▸ **Required work**: Gather every line in the records below that contains the word "color".

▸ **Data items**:

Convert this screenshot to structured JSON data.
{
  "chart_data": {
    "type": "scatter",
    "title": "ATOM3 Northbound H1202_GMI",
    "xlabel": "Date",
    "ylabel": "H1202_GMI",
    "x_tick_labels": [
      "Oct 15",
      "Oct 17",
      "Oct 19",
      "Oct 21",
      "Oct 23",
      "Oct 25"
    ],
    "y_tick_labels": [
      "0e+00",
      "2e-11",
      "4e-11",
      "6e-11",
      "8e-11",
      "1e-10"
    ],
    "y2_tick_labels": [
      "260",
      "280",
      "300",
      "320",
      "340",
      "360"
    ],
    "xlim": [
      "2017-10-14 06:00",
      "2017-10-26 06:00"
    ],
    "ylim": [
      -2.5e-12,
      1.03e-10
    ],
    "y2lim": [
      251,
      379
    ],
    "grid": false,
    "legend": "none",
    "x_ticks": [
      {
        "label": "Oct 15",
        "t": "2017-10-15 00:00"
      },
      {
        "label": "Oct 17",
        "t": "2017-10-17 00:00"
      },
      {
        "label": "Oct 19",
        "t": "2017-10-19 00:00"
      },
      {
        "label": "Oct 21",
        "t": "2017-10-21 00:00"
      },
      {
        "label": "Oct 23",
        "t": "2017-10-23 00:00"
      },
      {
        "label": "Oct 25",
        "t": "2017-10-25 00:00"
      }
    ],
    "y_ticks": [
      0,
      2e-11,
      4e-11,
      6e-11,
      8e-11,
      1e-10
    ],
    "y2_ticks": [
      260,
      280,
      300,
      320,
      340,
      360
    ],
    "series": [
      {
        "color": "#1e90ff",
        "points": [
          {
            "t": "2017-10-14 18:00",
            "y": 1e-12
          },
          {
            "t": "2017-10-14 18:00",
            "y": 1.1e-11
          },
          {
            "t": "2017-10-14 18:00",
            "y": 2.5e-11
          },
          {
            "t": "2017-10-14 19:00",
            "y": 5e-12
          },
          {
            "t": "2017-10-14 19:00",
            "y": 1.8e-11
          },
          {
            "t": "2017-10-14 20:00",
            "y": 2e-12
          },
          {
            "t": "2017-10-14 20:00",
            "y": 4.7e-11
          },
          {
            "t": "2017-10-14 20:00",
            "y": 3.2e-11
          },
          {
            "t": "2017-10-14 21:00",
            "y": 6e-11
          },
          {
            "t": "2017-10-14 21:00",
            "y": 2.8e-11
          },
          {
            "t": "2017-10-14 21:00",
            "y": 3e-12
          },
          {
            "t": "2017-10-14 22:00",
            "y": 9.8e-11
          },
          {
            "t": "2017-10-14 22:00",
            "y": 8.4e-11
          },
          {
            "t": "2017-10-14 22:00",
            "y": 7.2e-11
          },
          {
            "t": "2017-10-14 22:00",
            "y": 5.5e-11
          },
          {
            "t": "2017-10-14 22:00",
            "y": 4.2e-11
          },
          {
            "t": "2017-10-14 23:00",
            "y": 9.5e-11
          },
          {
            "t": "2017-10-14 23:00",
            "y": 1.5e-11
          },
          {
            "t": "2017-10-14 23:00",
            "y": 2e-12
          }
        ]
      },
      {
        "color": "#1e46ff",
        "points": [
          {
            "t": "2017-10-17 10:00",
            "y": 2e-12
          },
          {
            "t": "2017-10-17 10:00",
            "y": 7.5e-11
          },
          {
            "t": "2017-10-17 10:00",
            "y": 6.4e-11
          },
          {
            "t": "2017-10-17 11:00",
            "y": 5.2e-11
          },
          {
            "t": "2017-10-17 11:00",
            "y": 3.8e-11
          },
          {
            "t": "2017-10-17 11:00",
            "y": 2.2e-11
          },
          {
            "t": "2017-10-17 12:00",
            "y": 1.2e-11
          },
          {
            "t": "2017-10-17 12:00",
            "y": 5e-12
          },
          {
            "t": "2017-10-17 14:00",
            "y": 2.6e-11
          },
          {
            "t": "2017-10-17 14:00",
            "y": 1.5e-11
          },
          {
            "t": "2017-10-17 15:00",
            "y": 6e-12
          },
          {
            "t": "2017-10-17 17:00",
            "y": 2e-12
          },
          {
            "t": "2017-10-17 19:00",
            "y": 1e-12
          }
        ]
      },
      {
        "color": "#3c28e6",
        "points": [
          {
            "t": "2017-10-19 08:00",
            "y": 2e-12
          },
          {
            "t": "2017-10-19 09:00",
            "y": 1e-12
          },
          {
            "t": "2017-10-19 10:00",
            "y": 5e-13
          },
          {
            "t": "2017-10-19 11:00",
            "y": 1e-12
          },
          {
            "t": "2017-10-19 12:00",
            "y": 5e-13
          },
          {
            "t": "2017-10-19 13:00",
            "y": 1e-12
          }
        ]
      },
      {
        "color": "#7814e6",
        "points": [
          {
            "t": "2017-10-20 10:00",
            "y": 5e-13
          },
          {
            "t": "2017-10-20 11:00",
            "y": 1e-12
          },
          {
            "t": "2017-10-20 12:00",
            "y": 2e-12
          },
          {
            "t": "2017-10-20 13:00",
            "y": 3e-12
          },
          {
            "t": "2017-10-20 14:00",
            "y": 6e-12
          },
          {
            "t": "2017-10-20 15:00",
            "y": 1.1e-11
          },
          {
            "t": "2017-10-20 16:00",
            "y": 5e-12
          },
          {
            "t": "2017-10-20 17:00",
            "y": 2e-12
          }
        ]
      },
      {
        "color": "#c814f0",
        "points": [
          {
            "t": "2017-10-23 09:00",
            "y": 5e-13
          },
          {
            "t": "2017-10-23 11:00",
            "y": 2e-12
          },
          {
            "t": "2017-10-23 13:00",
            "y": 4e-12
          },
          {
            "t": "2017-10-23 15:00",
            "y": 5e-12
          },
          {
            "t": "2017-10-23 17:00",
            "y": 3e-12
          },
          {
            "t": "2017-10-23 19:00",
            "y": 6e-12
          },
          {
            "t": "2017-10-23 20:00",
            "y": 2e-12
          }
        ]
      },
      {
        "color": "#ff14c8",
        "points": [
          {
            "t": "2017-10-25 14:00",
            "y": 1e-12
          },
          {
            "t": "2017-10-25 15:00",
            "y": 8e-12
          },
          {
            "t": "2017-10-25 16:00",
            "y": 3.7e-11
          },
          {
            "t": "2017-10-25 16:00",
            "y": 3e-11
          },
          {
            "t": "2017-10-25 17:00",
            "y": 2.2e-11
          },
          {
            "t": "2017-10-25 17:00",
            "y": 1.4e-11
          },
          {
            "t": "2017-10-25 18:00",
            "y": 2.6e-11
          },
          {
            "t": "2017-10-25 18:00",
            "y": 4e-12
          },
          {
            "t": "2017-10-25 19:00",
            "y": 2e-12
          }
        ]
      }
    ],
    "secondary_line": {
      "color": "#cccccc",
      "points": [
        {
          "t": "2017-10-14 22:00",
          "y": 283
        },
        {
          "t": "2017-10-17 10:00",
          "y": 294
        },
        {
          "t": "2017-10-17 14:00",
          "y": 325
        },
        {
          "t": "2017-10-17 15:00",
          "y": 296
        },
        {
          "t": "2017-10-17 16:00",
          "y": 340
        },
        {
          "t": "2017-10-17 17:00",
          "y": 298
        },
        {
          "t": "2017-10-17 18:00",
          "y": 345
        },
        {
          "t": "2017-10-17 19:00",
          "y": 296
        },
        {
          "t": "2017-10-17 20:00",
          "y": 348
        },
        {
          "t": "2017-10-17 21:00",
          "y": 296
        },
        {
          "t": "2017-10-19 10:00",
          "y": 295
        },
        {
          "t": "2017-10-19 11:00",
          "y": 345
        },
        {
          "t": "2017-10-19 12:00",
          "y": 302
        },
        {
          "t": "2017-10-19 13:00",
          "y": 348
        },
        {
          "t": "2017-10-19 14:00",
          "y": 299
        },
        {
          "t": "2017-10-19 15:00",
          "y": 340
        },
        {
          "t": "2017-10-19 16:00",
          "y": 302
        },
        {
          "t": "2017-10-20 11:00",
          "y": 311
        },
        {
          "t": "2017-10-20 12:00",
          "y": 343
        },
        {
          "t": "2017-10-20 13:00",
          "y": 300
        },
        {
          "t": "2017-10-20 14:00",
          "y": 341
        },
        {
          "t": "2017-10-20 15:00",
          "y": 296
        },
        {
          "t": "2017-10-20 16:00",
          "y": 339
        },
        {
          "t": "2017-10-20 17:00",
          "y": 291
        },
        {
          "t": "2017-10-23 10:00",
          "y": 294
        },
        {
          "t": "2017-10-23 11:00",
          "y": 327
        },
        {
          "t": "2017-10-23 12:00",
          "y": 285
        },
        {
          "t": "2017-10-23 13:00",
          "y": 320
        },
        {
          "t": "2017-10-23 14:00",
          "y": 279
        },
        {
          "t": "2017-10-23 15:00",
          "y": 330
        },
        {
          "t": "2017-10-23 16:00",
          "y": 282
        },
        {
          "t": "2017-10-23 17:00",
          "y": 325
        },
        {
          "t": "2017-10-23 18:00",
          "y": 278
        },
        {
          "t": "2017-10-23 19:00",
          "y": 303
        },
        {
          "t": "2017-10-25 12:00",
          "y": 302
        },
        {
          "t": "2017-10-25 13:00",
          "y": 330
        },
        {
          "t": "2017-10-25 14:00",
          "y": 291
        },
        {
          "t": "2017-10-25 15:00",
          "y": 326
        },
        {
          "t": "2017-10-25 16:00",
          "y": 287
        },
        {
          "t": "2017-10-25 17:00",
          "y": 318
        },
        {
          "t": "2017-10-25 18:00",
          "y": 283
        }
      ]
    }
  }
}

▸ **Correct output**:
        "color": "#1e90ff",
        "color": "#1e46ff",
        "color": "#3c28e6",
        "color": "#7814e6",
        "color": "#c814f0",
        "color": "#ff14c8",
      "color": "#cccccc",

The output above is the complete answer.